Pull out every line below that holds the word "color".

◆ Records supplied
══════
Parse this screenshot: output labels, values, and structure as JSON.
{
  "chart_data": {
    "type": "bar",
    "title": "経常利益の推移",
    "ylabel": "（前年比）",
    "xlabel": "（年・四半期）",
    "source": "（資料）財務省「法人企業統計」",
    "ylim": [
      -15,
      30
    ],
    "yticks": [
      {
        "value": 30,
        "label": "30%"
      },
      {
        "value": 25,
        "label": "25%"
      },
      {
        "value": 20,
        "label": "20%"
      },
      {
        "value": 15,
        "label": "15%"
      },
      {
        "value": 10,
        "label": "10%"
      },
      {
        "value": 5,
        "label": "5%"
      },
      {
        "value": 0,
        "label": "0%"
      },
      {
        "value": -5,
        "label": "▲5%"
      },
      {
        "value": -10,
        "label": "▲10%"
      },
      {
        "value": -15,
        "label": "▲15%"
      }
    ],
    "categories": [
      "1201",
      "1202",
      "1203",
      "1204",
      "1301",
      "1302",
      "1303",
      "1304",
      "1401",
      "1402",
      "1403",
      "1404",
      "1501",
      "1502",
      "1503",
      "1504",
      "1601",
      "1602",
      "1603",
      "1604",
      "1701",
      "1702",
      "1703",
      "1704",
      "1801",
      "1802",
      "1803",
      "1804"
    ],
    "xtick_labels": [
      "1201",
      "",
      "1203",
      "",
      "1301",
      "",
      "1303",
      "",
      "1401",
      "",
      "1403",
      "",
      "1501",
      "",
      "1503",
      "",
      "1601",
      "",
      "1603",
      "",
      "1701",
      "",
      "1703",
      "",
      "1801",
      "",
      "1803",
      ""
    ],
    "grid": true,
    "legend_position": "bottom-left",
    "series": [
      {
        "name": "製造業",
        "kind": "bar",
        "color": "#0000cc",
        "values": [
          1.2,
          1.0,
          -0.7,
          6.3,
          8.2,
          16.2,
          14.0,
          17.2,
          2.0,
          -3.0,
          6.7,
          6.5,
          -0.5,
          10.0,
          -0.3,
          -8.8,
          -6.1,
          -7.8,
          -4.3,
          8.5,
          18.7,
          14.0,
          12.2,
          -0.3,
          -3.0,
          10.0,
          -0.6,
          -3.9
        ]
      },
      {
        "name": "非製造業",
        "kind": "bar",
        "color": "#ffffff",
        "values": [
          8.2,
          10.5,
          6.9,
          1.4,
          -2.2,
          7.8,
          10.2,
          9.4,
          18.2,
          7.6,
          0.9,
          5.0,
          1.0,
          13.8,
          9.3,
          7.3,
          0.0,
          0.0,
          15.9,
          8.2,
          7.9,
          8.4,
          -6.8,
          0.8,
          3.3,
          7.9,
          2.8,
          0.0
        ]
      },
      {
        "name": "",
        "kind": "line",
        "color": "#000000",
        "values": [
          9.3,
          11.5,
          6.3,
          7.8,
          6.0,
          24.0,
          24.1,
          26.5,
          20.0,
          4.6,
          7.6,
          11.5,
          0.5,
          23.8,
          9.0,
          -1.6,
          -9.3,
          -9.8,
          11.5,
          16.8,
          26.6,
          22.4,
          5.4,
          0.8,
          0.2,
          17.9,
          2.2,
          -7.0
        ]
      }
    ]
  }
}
══════
◆ Right answer
        "color": "#0000cc",
        "color": "#ffffff",
        "color": "#000000",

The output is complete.